Records provided
_ _ _ _ _ _ _

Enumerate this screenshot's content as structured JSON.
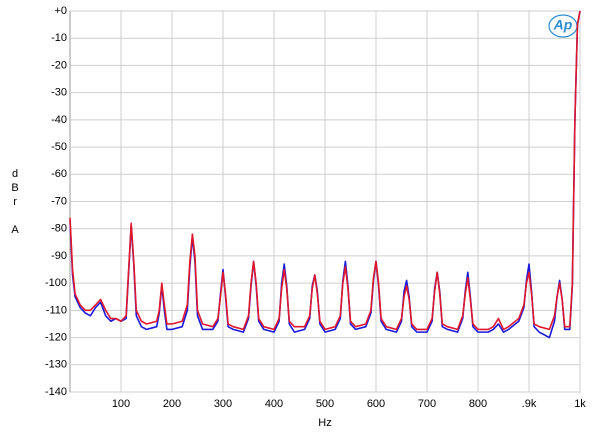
{
  "chart_data": {
    "type": "line",
    "x_label": "Hz",
    "y_label": "dBr",
    "y_label_unit": "A",
    "logo": "Ap",
    "x": [
      0,
      5,
      10,
      20,
      30,
      40,
      50,
      60,
      70,
      80,
      90,
      100,
      110,
      115,
      120,
      125,
      130,
      140,
      150,
      170,
      175,
      180,
      185,
      190,
      200,
      220,
      230,
      235,
      240,
      245,
      250,
      260,
      280,
      290,
      295,
      300,
      305,
      310,
      320,
      340,
      350,
      355,
      360,
      365,
      370,
      380,
      400,
      410,
      415,
      420,
      425,
      430,
      440,
      460,
      470,
      475,
      480,
      485,
      490,
      500,
      520,
      530,
      535,
      540,
      545,
      550,
      560,
      580,
      590,
      595,
      600,
      605,
      610,
      620,
      640,
      650,
      655,
      660,
      665,
      670,
      680,
      700,
      710,
      715,
      720,
      725,
      730,
      740,
      760,
      770,
      775,
      780,
      785,
      790,
      800,
      820,
      830,
      840,
      850,
      860,
      880,
      890,
      895,
      900,
      905,
      910,
      920,
      940,
      950,
      955,
      960,
      965,
      970,
      980,
      985,
      990,
      995,
      1000
    ],
    "series": [
      {
        "color": "#1a1adc",
        "values": [
          -77,
          -97,
          -105,
          -109,
          -111,
          -112,
          -109,
          -107,
          -112,
          -114,
          -113,
          -114,
          -113,
          -96,
          -79,
          -93,
          -112,
          -116,
          -117,
          -116,
          -111,
          -101,
          -110,
          -117,
          -117,
          -116,
          -110,
          -94,
          -83,
          -92,
          -112,
          -117,
          -117,
          -114,
          -104,
          -95,
          -105,
          -116,
          -117,
          -118,
          -113,
          -101,
          -92,
          -101,
          -114,
          -117,
          -118,
          -114,
          -100,
          -93,
          -101,
          -115,
          -118,
          -117,
          -113,
          -101,
          -97,
          -103,
          -115,
          -118,
          -117,
          -113,
          -99,
          -92,
          -101,
          -115,
          -117,
          -116,
          -111,
          -99,
          -92,
          -101,
          -114,
          -117,
          -118,
          -114,
          -103,
          -99,
          -105,
          -116,
          -118,
          -118,
          -114,
          -102,
          -96,
          -103,
          -116,
          -117,
          -118,
          -113,
          -103,
          -96,
          -105,
          -116,
          -118,
          -118,
          -117,
          -115,
          -118,
          -117,
          -114,
          -109,
          -99,
          -93,
          -103,
          -116,
          -118,
          -120,
          -114,
          -105,
          -99,
          -106,
          -117,
          -117,
          -101,
          -40,
          -5,
          0
        ]
      },
      {
        "color": "#e0182c",
        "values": [
          -76,
          -95,
          -104,
          -108,
          -110,
          -110,
          -108,
          -106,
          -110,
          -113,
          -113,
          -114,
          -112,
          -95,
          -78,
          -92,
          -110,
          -114,
          -115,
          -114,
          -110,
          -100,
          -108,
          -115,
          -115,
          -114,
          -108,
          -92,
          -82,
          -90,
          -110,
          -115,
          -116,
          -113,
          -105,
          -96,
          -104,
          -115,
          -116,
          -117,
          -112,
          -100,
          -92,
          -100,
          -113,
          -116,
          -117,
          -113,
          -102,
          -95,
          -102,
          -114,
          -116,
          -116,
          -112,
          -102,
          -97,
          -104,
          -114,
          -117,
          -116,
          -112,
          -100,
          -94,
          -102,
          -114,
          -116,
          -115,
          -110,
          -98,
          -92,
          -100,
          -113,
          -116,
          -117,
          -113,
          -105,
          -101,
          -106,
          -115,
          -117,
          -117,
          -113,
          -103,
          -96,
          -104,
          -115,
          -116,
          -117,
          -112,
          -104,
          -98,
          -106,
          -115,
          -117,
          -117,
          -116,
          -113,
          -117,
          -116,
          -113,
          -108,
          -100,
          -96,
          -104,
          -115,
          -116,
          -117,
          -112,
          -105,
          -100,
          -106,
          -116,
          -116,
          -100,
          -40,
          -5,
          0
        ]
      }
    ],
    "xlim": [
      0,
      1000
    ],
    "xticks": [
      100,
      200,
      300,
      400,
      500,
      600,
      700,
      800,
      {
        "value": 900,
        "label": ".9k"
      },
      {
        "value": 1000,
        "label": "1k"
      }
    ],
    "ylim": [
      -140,
      0
    ],
    "yticks": [
      {
        "value": 0,
        "label": "+0"
      },
      -10,
      -20,
      -30,
      -40,
      -50,
      -60,
      -70,
      -80,
      -90,
      -100,
      -110,
      -120,
      -130,
      -140
    ],
    "grid": true
  }
}
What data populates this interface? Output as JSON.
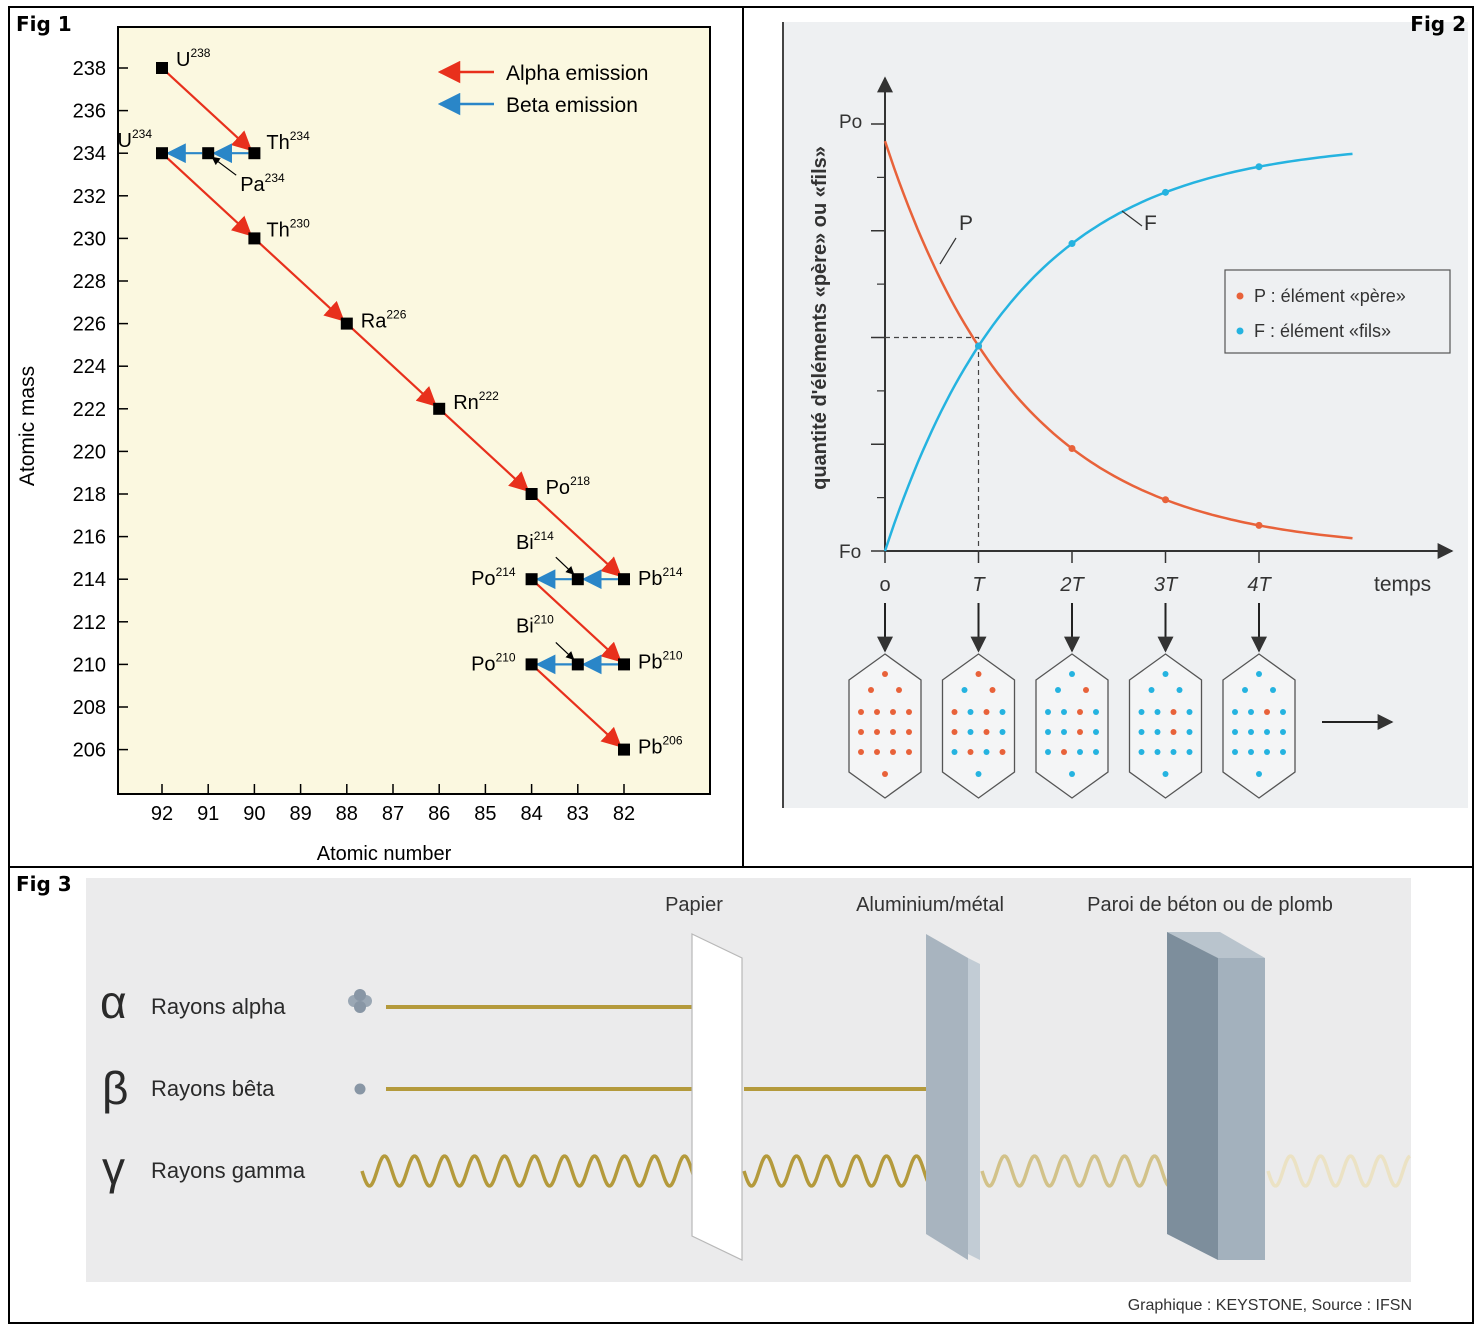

_ _ _ _ _ _ _

Short exercise
Scan the listing above for the word "this" and copy every line that holds it.

Correct answer
Enumerate this screenshot's content as structured JSON.
What data populates this interface? Output as JSON.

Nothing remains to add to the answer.